(Dataset records on visual material)
_ _ _ _ _ _ _

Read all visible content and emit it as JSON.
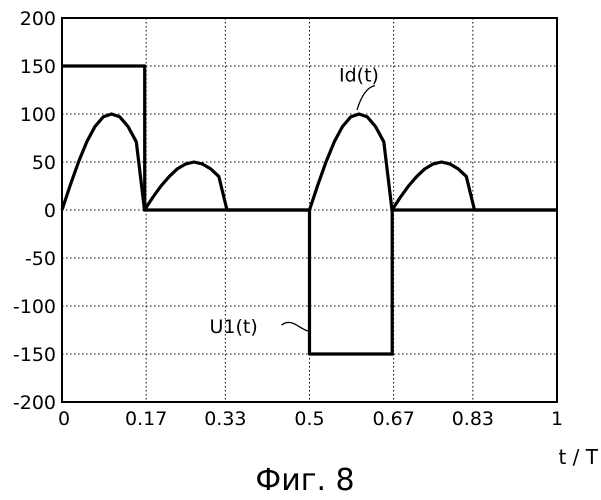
{
  "chart_data": {
    "type": "line",
    "title": "",
    "xlabel": "t / T",
    "ylabel": "",
    "xlim": [
      0,
      1
    ],
    "ylim": [
      -200,
      200
    ],
    "grid": true,
    "x_ticks": [
      0,
      0.17,
      0.33,
      0.5,
      0.67,
      0.83,
      1
    ],
    "x_tick_labels": [
      "0",
      "0.17",
      "0.33",
      "0.5",
      "0.67",
      "0.83",
      "1"
    ],
    "y_ticks": [
      200,
      150,
      100,
      50,
      0,
      -50,
      -100,
      -150,
      -200
    ],
    "y_tick_labels": [
      "200",
      "150",
      "100",
      "50",
      "0",
      "-50",
      "-100",
      "-150",
      "-200"
    ],
    "series": [
      {
        "name": "Id(t)",
        "x": [
          0,
          0.0167,
          0.0333,
          0.05,
          0.0667,
          0.0833,
          0.1,
          0.1167,
          0.1333,
          0.15,
          0.1667,
          0.1833,
          0.2,
          0.2167,
          0.2333,
          0.25,
          0.2667,
          0.2833,
          0.3,
          0.3167,
          0.3333,
          0.5,
          0.5167,
          0.5333,
          0.55,
          0.5667,
          0.5833,
          0.6,
          0.6167,
          0.6333,
          0.65,
          0.6667,
          0.6833,
          0.7,
          0.7167,
          0.7333,
          0.75,
          0.7667,
          0.7833,
          0.8,
          0.8167,
          0.8333,
          1
        ],
        "y": [
          0,
          26,
          50,
          71,
          87,
          97,
          100,
          97,
          87,
          71,
          0,
          13,
          25,
          35,
          43,
          48,
          50,
          48,
          43,
          35,
          0,
          0,
          26,
          50,
          71,
          87,
          97,
          100,
          97,
          87,
          71,
          0,
          13,
          25,
          35,
          43,
          48,
          50,
          48,
          43,
          35,
          0,
          0
        ],
        "color": "#000000"
      },
      {
        "name": "U1(t)",
        "x": [
          0,
          0.167,
          0.167,
          0.5,
          0.5,
          0.667,
          0.667,
          1
        ],
        "y": [
          150,
          150,
          0,
          0,
          -150,
          -150,
          0,
          0
        ],
        "color": "#000000"
      }
    ]
  },
  "figure": {
    "caption": "Фиг. 8"
  }
}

_ _ _ _ _ _ _

◆ Work to do ◆
Without the pictures, write out every entry precisely as it appears.

◆ Finished task ◆
Read all visible content and emit it as JSON.
{
  "chart_data": {
    "type": "line",
    "title": "",
    "xlabel": "t / T",
    "ylabel": "",
    "xlim": [
      0,
      1
    ],
    "ylim": [
      -200,
      200
    ],
    "grid": true,
    "x_ticks": [
      0,
      0.17,
      0.33,
      0.5,
      0.67,
      0.83,
      1
    ],
    "x_tick_labels": [
      "0",
      "0.17",
      "0.33",
      "0.5",
      "0.67",
      "0.83",
      "1"
    ],
    "y_ticks": [
      200,
      150,
      100,
      50,
      0,
      -50,
      -100,
      -150,
      -200
    ],
    "y_tick_labels": [
      "200",
      "150",
      "100",
      "50",
      "0",
      "-50",
      "-100",
      "-150",
      "-200"
    ],
    "series": [
      {
        "name": "Id(t)",
        "x": [
          0,
          0.0167,
          0.0333,
          0.05,
          0.0667,
          0.0833,
          0.1,
          0.1167,
          0.1333,
          0.15,
          0.1667,
          0.1833,
          0.2,
          0.2167,
          0.2333,
          0.25,
          0.2667,
          0.2833,
          0.3,
          0.3167,
          0.3333,
          0.5,
          0.5167,
          0.5333,
          0.55,
          0.5667,
          0.5833,
          0.6,
          0.6167,
          0.6333,
          0.65,
          0.6667,
          0.6833,
          0.7,
          0.7167,
          0.7333,
          0.75,
          0.7667,
          0.7833,
          0.8,
          0.8167,
          0.8333,
          1
        ],
        "y": [
          0,
          26,
          50,
          71,
          87,
          97,
          100,
          97,
          87,
          71,
          0,
          13,
          25,
          35,
          43,
          48,
          50,
          48,
          43,
          35,
          0,
          0,
          26,
          50,
          71,
          87,
          97,
          100,
          97,
          87,
          71,
          0,
          13,
          25,
          35,
          43,
          48,
          50,
          48,
          43,
          35,
          0,
          0
        ],
        "color": "#000000"
      },
      {
        "name": "U1(t)",
        "x": [
          0,
          0.167,
          0.167,
          0.5,
          0.5,
          0.667,
          0.667,
          1
        ],
        "y": [
          150,
          150,
          0,
          0,
          -150,
          -150,
          0,
          0
        ],
        "color": "#000000"
      }
    ]
  },
  "figure": {
    "caption": "Фиг. 8"
  }
}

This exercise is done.